- _TASK DIRECTIONS_
Tally up the lines carrying the string "tượng" and respond with only the resulting number.

[Start of EXTRACTED INFORMATION]

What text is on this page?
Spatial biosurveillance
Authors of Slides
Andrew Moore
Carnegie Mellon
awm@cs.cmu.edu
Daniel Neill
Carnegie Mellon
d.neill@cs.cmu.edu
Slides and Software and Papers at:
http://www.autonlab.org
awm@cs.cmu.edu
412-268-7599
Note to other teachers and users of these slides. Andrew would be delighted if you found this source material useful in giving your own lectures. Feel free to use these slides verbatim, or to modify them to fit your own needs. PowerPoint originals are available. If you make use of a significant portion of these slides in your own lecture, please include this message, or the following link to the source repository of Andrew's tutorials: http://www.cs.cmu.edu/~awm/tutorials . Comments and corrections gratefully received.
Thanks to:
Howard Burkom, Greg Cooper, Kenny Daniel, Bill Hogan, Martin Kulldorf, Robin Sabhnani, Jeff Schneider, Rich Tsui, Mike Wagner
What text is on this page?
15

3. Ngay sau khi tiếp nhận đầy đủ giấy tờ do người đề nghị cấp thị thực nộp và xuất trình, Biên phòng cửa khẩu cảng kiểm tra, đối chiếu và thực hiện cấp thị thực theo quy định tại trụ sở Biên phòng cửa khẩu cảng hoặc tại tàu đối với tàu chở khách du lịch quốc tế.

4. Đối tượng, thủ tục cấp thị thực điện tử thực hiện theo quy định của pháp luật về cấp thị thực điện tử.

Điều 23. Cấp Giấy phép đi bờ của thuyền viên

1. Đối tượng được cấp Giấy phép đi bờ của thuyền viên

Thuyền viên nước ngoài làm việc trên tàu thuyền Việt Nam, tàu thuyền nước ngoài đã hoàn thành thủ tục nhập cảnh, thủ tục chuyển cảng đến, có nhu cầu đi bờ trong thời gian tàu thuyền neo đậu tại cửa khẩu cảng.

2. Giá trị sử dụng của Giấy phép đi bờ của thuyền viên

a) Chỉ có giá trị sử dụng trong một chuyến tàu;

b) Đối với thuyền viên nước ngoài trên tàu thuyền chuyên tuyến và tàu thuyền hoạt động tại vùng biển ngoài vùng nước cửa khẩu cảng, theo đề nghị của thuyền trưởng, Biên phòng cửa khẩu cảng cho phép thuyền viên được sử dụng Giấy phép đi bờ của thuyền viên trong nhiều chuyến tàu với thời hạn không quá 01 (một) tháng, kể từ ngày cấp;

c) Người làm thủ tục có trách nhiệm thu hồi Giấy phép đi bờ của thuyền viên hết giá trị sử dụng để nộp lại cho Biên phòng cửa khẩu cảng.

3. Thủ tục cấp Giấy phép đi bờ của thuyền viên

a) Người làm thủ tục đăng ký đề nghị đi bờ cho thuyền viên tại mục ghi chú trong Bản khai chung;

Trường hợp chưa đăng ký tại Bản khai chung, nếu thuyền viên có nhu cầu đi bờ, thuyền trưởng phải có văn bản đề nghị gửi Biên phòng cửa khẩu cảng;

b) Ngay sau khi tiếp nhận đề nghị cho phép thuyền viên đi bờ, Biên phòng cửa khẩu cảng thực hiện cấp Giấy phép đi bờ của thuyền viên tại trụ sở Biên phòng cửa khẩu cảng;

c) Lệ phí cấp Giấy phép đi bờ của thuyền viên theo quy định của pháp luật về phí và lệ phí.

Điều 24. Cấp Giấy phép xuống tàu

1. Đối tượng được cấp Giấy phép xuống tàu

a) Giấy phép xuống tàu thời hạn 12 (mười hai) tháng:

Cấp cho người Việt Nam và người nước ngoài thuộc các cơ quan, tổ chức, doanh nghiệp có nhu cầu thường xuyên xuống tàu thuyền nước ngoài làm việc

[End of EXTRACTED INFORMATION]

- _RESULT BELOW_
3